[Exercise]
Copy out each line of the data that holds the word "here".

[Source data]
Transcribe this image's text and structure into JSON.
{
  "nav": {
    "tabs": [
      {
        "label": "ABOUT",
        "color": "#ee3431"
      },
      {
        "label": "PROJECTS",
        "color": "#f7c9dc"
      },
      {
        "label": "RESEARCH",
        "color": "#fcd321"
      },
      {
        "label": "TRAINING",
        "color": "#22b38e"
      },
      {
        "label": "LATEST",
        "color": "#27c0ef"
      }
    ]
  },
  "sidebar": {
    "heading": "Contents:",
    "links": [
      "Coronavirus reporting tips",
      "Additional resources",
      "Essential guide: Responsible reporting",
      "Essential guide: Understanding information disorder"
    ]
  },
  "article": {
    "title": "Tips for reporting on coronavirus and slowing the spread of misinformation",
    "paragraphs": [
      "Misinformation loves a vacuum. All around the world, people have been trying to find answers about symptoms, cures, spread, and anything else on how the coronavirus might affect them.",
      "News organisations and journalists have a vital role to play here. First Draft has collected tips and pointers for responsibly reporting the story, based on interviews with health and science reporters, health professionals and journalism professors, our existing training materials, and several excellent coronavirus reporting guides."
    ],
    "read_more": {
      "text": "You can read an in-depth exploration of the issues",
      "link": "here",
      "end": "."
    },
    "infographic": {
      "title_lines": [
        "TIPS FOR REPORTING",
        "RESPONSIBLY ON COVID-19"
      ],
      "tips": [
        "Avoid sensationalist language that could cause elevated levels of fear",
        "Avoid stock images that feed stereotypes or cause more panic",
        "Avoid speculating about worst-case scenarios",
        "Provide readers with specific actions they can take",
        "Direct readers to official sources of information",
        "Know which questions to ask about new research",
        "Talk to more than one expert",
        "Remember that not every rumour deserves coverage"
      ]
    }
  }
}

[Task output]
      "News organisations and journalists have a vital role to play here. First Draft has collected tips and pointers for responsibly reporting the story, based on interviews with health and science reporters, health professionals and journalism professors, our existing training materials, and several excellent coronavirus reporting guides."
      "link": "here",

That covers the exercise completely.